> **Task details**: For this exercise, copy out each line of the material below that includes "name".

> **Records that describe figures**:
>> Begin

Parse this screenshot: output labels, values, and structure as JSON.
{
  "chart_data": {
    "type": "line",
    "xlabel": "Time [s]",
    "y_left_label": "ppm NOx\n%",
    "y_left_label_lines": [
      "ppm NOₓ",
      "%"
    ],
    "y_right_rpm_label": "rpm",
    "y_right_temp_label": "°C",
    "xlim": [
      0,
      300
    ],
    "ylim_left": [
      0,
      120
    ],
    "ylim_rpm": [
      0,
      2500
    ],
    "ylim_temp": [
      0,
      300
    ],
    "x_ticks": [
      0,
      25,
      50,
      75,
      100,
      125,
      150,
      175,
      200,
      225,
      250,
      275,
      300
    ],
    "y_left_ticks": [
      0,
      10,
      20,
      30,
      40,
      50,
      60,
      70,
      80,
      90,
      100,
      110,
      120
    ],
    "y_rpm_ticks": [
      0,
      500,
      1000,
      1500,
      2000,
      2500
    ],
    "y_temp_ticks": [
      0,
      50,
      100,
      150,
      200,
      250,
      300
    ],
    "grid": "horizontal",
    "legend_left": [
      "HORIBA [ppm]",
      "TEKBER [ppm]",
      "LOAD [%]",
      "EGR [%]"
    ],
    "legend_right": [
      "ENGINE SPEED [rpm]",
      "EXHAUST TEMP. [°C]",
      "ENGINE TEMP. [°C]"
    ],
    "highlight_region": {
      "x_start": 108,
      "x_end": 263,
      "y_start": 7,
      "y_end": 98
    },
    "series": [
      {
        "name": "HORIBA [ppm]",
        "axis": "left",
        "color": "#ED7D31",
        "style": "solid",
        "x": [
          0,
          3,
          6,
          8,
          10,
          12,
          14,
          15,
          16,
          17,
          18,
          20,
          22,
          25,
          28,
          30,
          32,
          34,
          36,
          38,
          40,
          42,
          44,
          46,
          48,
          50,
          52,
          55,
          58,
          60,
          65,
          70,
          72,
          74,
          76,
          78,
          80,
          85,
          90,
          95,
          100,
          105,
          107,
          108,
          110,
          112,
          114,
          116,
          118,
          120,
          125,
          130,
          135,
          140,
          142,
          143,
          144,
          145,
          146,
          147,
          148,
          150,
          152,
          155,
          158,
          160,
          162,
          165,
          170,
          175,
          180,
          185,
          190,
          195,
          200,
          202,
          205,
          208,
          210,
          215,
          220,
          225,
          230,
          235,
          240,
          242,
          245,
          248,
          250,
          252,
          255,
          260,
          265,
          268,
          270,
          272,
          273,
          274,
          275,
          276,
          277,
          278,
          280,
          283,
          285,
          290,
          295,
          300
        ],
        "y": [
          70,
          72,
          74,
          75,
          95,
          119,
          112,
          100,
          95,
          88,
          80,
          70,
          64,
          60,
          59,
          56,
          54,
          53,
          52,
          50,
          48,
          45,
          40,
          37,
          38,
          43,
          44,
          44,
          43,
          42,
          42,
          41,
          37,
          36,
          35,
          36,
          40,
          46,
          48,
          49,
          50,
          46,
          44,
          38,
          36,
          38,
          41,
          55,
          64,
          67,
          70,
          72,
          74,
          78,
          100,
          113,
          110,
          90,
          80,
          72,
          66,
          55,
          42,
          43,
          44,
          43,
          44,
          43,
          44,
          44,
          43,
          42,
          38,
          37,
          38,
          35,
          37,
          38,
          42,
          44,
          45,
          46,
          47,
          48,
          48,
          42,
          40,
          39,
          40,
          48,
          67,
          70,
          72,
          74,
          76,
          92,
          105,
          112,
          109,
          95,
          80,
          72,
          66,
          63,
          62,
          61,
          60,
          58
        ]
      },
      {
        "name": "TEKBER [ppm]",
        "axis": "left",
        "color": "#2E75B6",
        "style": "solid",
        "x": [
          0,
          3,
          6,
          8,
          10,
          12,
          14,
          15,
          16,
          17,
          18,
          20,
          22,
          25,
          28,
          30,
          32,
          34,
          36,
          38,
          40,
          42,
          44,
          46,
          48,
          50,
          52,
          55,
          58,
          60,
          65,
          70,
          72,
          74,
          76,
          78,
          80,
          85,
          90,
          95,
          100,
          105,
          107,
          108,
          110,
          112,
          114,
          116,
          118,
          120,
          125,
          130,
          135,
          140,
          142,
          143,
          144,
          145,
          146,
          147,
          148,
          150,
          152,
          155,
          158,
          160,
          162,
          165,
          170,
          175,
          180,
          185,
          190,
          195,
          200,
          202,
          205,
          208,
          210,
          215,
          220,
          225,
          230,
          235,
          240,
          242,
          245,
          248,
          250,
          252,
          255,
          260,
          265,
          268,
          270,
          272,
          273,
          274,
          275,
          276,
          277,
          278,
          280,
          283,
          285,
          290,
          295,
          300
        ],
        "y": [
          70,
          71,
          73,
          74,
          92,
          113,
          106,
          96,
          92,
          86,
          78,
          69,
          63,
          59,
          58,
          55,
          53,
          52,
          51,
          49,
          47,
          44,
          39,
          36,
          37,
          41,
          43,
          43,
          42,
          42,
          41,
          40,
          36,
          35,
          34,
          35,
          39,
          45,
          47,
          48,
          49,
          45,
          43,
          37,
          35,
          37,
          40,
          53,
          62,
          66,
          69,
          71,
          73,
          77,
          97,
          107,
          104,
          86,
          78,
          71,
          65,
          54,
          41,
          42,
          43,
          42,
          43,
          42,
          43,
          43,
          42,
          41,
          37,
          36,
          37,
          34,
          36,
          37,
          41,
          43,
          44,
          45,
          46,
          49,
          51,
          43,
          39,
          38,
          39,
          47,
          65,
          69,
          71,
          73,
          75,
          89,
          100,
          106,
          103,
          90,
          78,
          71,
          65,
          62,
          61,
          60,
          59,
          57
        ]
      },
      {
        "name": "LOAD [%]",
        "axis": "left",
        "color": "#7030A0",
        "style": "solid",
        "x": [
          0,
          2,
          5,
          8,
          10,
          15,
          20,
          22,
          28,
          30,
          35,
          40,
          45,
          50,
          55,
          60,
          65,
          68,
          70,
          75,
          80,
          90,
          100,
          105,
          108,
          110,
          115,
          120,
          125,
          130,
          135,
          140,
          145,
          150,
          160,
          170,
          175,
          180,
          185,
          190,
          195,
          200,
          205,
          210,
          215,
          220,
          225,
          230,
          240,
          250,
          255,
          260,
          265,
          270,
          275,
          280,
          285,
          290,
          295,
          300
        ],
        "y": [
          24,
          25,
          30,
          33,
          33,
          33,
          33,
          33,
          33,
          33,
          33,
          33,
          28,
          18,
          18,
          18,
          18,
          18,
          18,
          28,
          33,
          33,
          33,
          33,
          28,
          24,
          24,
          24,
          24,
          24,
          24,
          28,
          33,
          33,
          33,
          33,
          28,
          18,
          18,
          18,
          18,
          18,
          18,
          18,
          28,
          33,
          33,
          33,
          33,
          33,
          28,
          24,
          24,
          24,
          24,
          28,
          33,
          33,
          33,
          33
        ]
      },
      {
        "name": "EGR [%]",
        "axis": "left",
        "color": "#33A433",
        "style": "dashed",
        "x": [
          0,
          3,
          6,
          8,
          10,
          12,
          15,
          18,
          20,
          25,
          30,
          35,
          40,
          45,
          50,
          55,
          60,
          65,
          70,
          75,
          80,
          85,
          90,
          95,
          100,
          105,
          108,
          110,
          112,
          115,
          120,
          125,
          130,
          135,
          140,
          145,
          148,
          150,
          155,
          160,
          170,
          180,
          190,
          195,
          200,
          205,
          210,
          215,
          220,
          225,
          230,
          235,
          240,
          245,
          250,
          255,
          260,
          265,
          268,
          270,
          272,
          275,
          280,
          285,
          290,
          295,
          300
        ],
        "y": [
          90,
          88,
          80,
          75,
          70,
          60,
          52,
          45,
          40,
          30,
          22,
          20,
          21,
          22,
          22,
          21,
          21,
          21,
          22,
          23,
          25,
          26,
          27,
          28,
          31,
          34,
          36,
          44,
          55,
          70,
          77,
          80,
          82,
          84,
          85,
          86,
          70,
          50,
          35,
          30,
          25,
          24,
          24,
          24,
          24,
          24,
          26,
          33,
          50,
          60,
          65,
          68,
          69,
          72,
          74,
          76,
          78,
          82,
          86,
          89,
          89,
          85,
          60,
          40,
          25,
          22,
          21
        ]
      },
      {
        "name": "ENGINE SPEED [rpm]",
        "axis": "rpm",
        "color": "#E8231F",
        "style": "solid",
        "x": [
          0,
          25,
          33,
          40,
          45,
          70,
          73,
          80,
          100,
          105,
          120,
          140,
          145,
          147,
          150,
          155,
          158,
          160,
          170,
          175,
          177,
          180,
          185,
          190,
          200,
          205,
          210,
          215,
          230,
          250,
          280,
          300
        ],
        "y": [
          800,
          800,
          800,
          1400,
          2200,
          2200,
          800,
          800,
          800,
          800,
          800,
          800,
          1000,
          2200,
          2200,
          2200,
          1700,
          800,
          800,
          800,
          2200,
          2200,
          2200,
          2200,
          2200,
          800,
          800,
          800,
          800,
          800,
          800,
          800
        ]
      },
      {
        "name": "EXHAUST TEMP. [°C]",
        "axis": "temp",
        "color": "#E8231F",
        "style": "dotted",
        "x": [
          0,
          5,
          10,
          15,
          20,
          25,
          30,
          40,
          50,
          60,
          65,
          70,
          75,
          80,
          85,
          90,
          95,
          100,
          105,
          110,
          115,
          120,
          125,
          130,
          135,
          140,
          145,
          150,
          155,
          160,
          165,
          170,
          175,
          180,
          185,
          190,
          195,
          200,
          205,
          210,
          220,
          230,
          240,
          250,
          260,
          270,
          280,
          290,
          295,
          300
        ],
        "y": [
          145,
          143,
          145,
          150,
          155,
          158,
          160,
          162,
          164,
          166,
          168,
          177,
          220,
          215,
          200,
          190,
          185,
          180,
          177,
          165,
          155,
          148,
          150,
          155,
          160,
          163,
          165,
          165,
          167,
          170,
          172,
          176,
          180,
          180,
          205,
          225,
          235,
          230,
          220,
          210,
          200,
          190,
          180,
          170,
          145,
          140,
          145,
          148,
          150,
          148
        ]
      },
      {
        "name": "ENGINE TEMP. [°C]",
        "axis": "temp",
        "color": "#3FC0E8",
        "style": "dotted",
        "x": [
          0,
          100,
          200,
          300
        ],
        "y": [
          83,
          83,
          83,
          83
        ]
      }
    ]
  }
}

>> End

> **Problem solution**:
        "name": "HORIBA [ppm]",
        "name": "TEKBER [ppm]",
        "name": "LOAD [%]",
        "name": "EGR [%]",
        "name": "ENGINE SPEED [rpm]",
        "name": "EXHAUST TEMP. [°C]",
        "name": "ENGINE TEMP. [°C]",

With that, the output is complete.